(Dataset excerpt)
☆ ☆ ☆
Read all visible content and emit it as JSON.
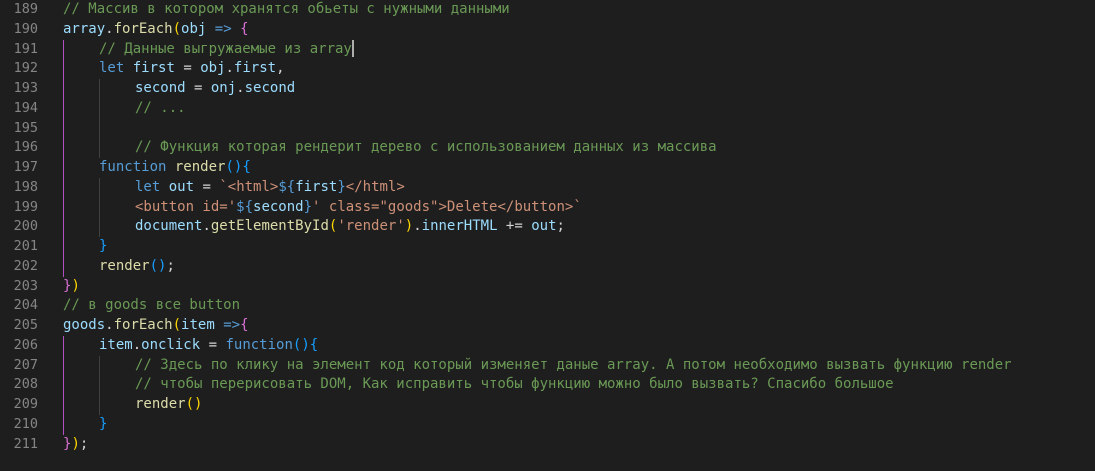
{
  "editor": {
    "lines": [
      {
        "num": "189",
        "indent": 0,
        "tokens": [
          {
            "c": "cm",
            "t": "// Массив в котором хранятся обьеты с нужными данными"
          }
        ]
      },
      {
        "num": "190",
        "indent": 0,
        "tokens": [
          {
            "c": "vr",
            "t": "array"
          },
          {
            "c": "op",
            "t": "."
          },
          {
            "c": "fn",
            "t": "forEach"
          },
          {
            "c": "br1",
            "t": "("
          },
          {
            "c": "vr",
            "t": "obj"
          },
          {
            "c": "op",
            "t": " "
          },
          {
            "c": "kw",
            "t": "=>"
          },
          {
            "c": "op",
            "t": " "
          },
          {
            "c": "br2",
            "t": "{"
          }
        ]
      },
      {
        "num": "191",
        "indent": 1,
        "tokens": [
          {
            "c": "cm",
            "t": "// Данные выгружаемые из array"
          }
        ],
        "cursor": true
      },
      {
        "num": "192",
        "indent": 1,
        "tokens": [
          {
            "c": "kw",
            "t": "let"
          },
          {
            "c": "op",
            "t": " "
          },
          {
            "c": "vr",
            "t": "first"
          },
          {
            "c": "op",
            "t": " = "
          },
          {
            "c": "vr",
            "t": "obj"
          },
          {
            "c": "op",
            "t": "."
          },
          {
            "c": "vr",
            "t": "first"
          },
          {
            "c": "op",
            "t": ","
          }
        ]
      },
      {
        "num": "193",
        "indent": 2,
        "tokens": [
          {
            "c": "vr",
            "t": "second"
          },
          {
            "c": "op",
            "t": " = "
          },
          {
            "c": "vr",
            "t": "onj"
          },
          {
            "c": "op",
            "t": "."
          },
          {
            "c": "vr",
            "t": "second"
          }
        ]
      },
      {
        "num": "194",
        "indent": 2,
        "tokens": [
          {
            "c": "cm",
            "t": "// ..."
          }
        ]
      },
      {
        "num": "195",
        "indent": 2,
        "tokens": []
      },
      {
        "num": "196",
        "indent": 2,
        "tokens": [
          {
            "c": "cm",
            "t": "// Функция которая рендерит дерево с использованием данных из массива"
          }
        ]
      },
      {
        "num": "197",
        "indent": 1,
        "tokens": [
          {
            "c": "kw",
            "t": "function"
          },
          {
            "c": "op",
            "t": " "
          },
          {
            "c": "fn",
            "t": "render"
          },
          {
            "c": "br3",
            "t": "()"
          },
          {
            "c": "br3",
            "t": "{"
          }
        ]
      },
      {
        "num": "198",
        "indent": 2,
        "tokens": [
          {
            "c": "kw",
            "t": "let"
          },
          {
            "c": "op",
            "t": " "
          },
          {
            "c": "vr",
            "t": "out"
          },
          {
            "c": "op",
            "t": " = "
          },
          {
            "c": "str",
            "t": "`<"
          },
          {
            "c": "str",
            "t": "html"
          },
          {
            "c": "str",
            "t": ">"
          },
          {
            "c": "pu",
            "t": "${"
          },
          {
            "c": "vr",
            "t": "first"
          },
          {
            "c": "pu",
            "t": "}"
          },
          {
            "c": "str",
            "t": "</html>"
          }
        ]
      },
      {
        "num": "199",
        "indent": 2,
        "tokens": [
          {
            "c": "str",
            "t": "<button id='"
          },
          {
            "c": "pu",
            "t": "${"
          },
          {
            "c": "vr",
            "t": "second"
          },
          {
            "c": "pu",
            "t": "}"
          },
          {
            "c": "str",
            "t": "' class=\"goods\">Delete</button>`"
          }
        ]
      },
      {
        "num": "200",
        "indent": 2,
        "tokens": [
          {
            "c": "vr",
            "t": "document"
          },
          {
            "c": "op",
            "t": "."
          },
          {
            "c": "fn",
            "t": "getElementById"
          },
          {
            "c": "br1",
            "t": "("
          },
          {
            "c": "str",
            "t": "'render'"
          },
          {
            "c": "br1",
            "t": ")"
          },
          {
            "c": "op",
            "t": "."
          },
          {
            "c": "vr",
            "t": "innerHTML"
          },
          {
            "c": "op",
            "t": " += "
          },
          {
            "c": "vr",
            "t": "out"
          },
          {
            "c": "op",
            "t": ";"
          }
        ]
      },
      {
        "num": "201",
        "indent": 1,
        "tokens": [
          {
            "c": "br3",
            "t": "}"
          }
        ]
      },
      {
        "num": "202",
        "indent": 1,
        "tokens": [
          {
            "c": "fn",
            "t": "render"
          },
          {
            "c": "br3",
            "t": "()"
          },
          {
            "c": "op",
            "t": ";"
          }
        ]
      },
      {
        "num": "203",
        "indent": 0,
        "tokens": [
          {
            "c": "br2",
            "t": "}"
          },
          {
            "c": "br1",
            "t": ")"
          }
        ]
      },
      {
        "num": "204",
        "indent": 0,
        "tokens": [
          {
            "c": "cm",
            "t": "// в goods все button"
          }
        ]
      },
      {
        "num": "205",
        "indent": 0,
        "tokens": [
          {
            "c": "vr",
            "t": "goods"
          },
          {
            "c": "op",
            "t": "."
          },
          {
            "c": "fn",
            "t": "forEach"
          },
          {
            "c": "br1",
            "t": "("
          },
          {
            "c": "vr",
            "t": "item"
          },
          {
            "c": "op",
            "t": " "
          },
          {
            "c": "kw",
            "t": "=>"
          },
          {
            "c": "br2",
            "t": "{"
          }
        ]
      },
      {
        "num": "206",
        "indent": 1,
        "tokens": [
          {
            "c": "vr",
            "t": "item"
          },
          {
            "c": "op",
            "t": "."
          },
          {
            "c": "vr",
            "t": "onclick"
          },
          {
            "c": "op",
            "t": " = "
          },
          {
            "c": "kw",
            "t": "function"
          },
          {
            "c": "br3",
            "t": "()"
          },
          {
            "c": "br3",
            "t": "{"
          }
        ]
      },
      {
        "num": "207",
        "indent": 2,
        "tokens": [
          {
            "c": "cm",
            "t": "// Здесь по клику на элемент код который изменяет даные array. А потом необходимо вызвать функцию render"
          }
        ]
      },
      {
        "num": "208",
        "indent": 2,
        "tokens": [
          {
            "c": "cm",
            "t": "// чтобы перерисовать DOM, Как исправить чтобы функцию можно было вызвать? Спасибо большое"
          }
        ]
      },
      {
        "num": "209",
        "indent": 2,
        "tokens": [
          {
            "c": "fn",
            "t": "render"
          },
          {
            "c": "br1",
            "t": "()"
          }
        ]
      },
      {
        "num": "210",
        "indent": 1,
        "tokens": [
          {
            "c": "br3",
            "t": "}"
          }
        ]
      },
      {
        "num": "211",
        "indent": 0,
        "tokens": [
          {
            "c": "br2",
            "t": "}"
          },
          {
            "c": "br1",
            "t": ")"
          },
          {
            "c": "op",
            "t": ";"
          }
        ]
      }
    ]
  }
}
☆ ☆ ☆
— GIVEN PROBLEM —
Exactly reproduce the entries above, minus the pictures.

— THE COMPLETED TASK —
Read all visible content and emit it as JSON.
{
  "editor": {
    "lines": [
      {
        "num": "189",
        "indent": 0,
        "tokens": [
          {
            "c": "cm",
            "t": "// Массив в котором хранятся обьеты с нужными данными"
          }
        ]
      },
      {
        "num": "190",
        "indent": 0,
        "tokens": [
          {
            "c": "vr",
            "t": "array"
          },
          {
            "c": "op",
            "t": "."
          },
          {
            "c": "fn",
            "t": "forEach"
          },
          {
            "c": "br1",
            "t": "("
          },
          {
            "c": "vr",
            "t": "obj"
          },
          {
            "c": "op",
            "t": " "
          },
          {
            "c": "kw",
            "t": "=>"
          },
          {
            "c": "op",
            "t": " "
          },
          {
            "c": "br2",
            "t": "{"
          }
        ]
      },
      {
        "num": "191",
        "indent": 1,
        "tokens": [
          {
            "c": "cm",
            "t": "// Данные выгружаемые из array"
          }
        ],
        "cursor": true
      },
      {
        "num": "192",
        "indent": 1,
        "tokens": [
          {
            "c": "kw",
            "t": "let"
          },
          {
            "c": "op",
            "t": " "
          },
          {
            "c": "vr",
            "t": "first"
          },
          {
            "c": "op",
            "t": " = "
          },
          {
            "c": "vr",
            "t": "obj"
          },
          {
            "c": "op",
            "t": "."
          },
          {
            "c": "vr",
            "t": "first"
          },
          {
            "c": "op",
            "t": ","
          }
        ]
      },
      {
        "num": "193",
        "indent": 2,
        "tokens": [
          {
            "c": "vr",
            "t": "second"
          },
          {
            "c": "op",
            "t": " = "
          },
          {
            "c": "vr",
            "t": "onj"
          },
          {
            "c": "op",
            "t": "."
          },
          {
            "c": "vr",
            "t": "second"
          }
        ]
      },
      {
        "num": "194",
        "indent": 2,
        "tokens": [
          {
            "c": "cm",
            "t": "// ..."
          }
        ]
      },
      {
        "num": "195",
        "indent": 2,
        "tokens": []
      },
      {
        "num": "196",
        "indent": 2,
        "tokens": [
          {
            "c": "cm",
            "t": "// Функция которая рендерит дерево с использованием данных из массива"
          }
        ]
      },
      {
        "num": "197",
        "indent": 1,
        "tokens": [
          {
            "c": "kw",
            "t": "function"
          },
          {
            "c": "op",
            "t": " "
          },
          {
            "c": "fn",
            "t": "render"
          },
          {
            "c": "br3",
            "t": "()"
          },
          {
            "c": "br3",
            "t": "{"
          }
        ]
      },
      {
        "num": "198",
        "indent": 2,
        "tokens": [
          {
            "c": "kw",
            "t": "let"
          },
          {
            "c": "op",
            "t": " "
          },
          {
            "c": "vr",
            "t": "out"
          },
          {
            "c": "op",
            "t": " = "
          },
          {
            "c": "str",
            "t": "`<"
          },
          {
            "c": "str",
            "t": "html"
          },
          {
            "c": "str",
            "t": ">"
          },
          {
            "c": "pu",
            "t": "${"
          },
          {
            "c": "vr",
            "t": "first"
          },
          {
            "c": "pu",
            "t": "}"
          },
          {
            "c": "str",
            "t": "</html>"
          }
        ]
      },
      {
        "num": "199",
        "indent": 2,
        "tokens": [
          {
            "c": "str",
            "t": "<button id='"
          },
          {
            "c": "pu",
            "t": "${"
          },
          {
            "c": "vr",
            "t": "second"
          },
          {
            "c": "pu",
            "t": "}"
          },
          {
            "c": "str",
            "t": "' class=\"goods\">Delete</button>`"
          }
        ]
      },
      {
        "num": "200",
        "indent": 2,
        "tokens": [
          {
            "c": "vr",
            "t": "document"
          },
          {
            "c": "op",
            "t": "."
          },
          {
            "c": "fn",
            "t": "getElementById"
          },
          {
            "c": "br1",
            "t": "("
          },
          {
            "c": "str",
            "t": "'render'"
          },
          {
            "c": "br1",
            "t": ")"
          },
          {
            "c": "op",
            "t": "."
          },
          {
            "c": "vr",
            "t": "innerHTML"
          },
          {
            "c": "op",
            "t": " += "
          },
          {
            "c": "vr",
            "t": "out"
          },
          {
            "c": "op",
            "t": ";"
          }
        ]
      },
      {
        "num": "201",
        "indent": 1,
        "tokens": [
          {
            "c": "br3",
            "t": "}"
          }
        ]
      },
      {
        "num": "202",
        "indent": 1,
        "tokens": [
          {
            "c": "fn",
            "t": "render"
          },
          {
            "c": "br3",
            "t": "()"
          },
          {
            "c": "op",
            "t": ";"
          }
        ]
      },
      {
        "num": "203",
        "indent": 0,
        "tokens": [
          {
            "c": "br2",
            "t": "}"
          },
          {
            "c": "br1",
            "t": ")"
          }
        ]
      },
      {
        "num": "204",
        "indent": 0,
        "tokens": [
          {
            "c": "cm",
            "t": "// в goods все button"
          }
        ]
      },
      {
        "num": "205",
        "indent": 0,
        "tokens": [
          {
            "c": "vr",
            "t": "goods"
          },
          {
            "c": "op",
            "t": "."
          },
          {
            "c": "fn",
            "t": "forEach"
          },
          {
            "c": "br1",
            "t": "("
          },
          {
            "c": "vr",
            "t": "item"
          },
          {
            "c": "op",
            "t": " "
          },
          {
            "c": "kw",
            "t": "=>"
          },
          {
            "c": "br2",
            "t": "{"
          }
        ]
      },
      {
        "num": "206",
        "indent": 1,
        "tokens": [
          {
            "c": "vr",
            "t": "item"
          },
          {
            "c": "op",
            "t": "."
          },
          {
            "c": "vr",
            "t": "onclick"
          },
          {
            "c": "op",
            "t": " = "
          },
          {
            "c": "kw",
            "t": "function"
          },
          {
            "c": "br3",
            "t": "()"
          },
          {
            "c": "br3",
            "t": "{"
          }
        ]
      },
      {
        "num": "207",
        "indent": 2,
        "tokens": [
          {
            "c": "cm",
            "t": "// Здесь по клику на элемент код который изменяет даные array. А потом необходимо вызвать функцию render"
          }
        ]
      },
      {
        "num": "208",
        "indent": 2,
        "tokens": [
          {
            "c": "cm",
            "t": "// чтобы перерисовать DOM, Как исправить чтобы функцию можно было вызвать? Спасибо большое"
          }
        ]
      },
      {
        "num": "209",
        "indent": 2,
        "tokens": [
          {
            "c": "fn",
            "t": "render"
          },
          {
            "c": "br1",
            "t": "()"
          }
        ]
      },
      {
        "num": "210",
        "indent": 1,
        "tokens": [
          {
            "c": "br3",
            "t": "}"
          }
        ]
      },
      {
        "num": "211",
        "indent": 0,
        "tokens": [
          {
            "c": "br2",
            "t": "}"
          },
          {
            "c": "br1",
            "t": ")"
          },
          {
            "c": "op",
            "t": ";"
          }
        ]
      }
    ]
  }
}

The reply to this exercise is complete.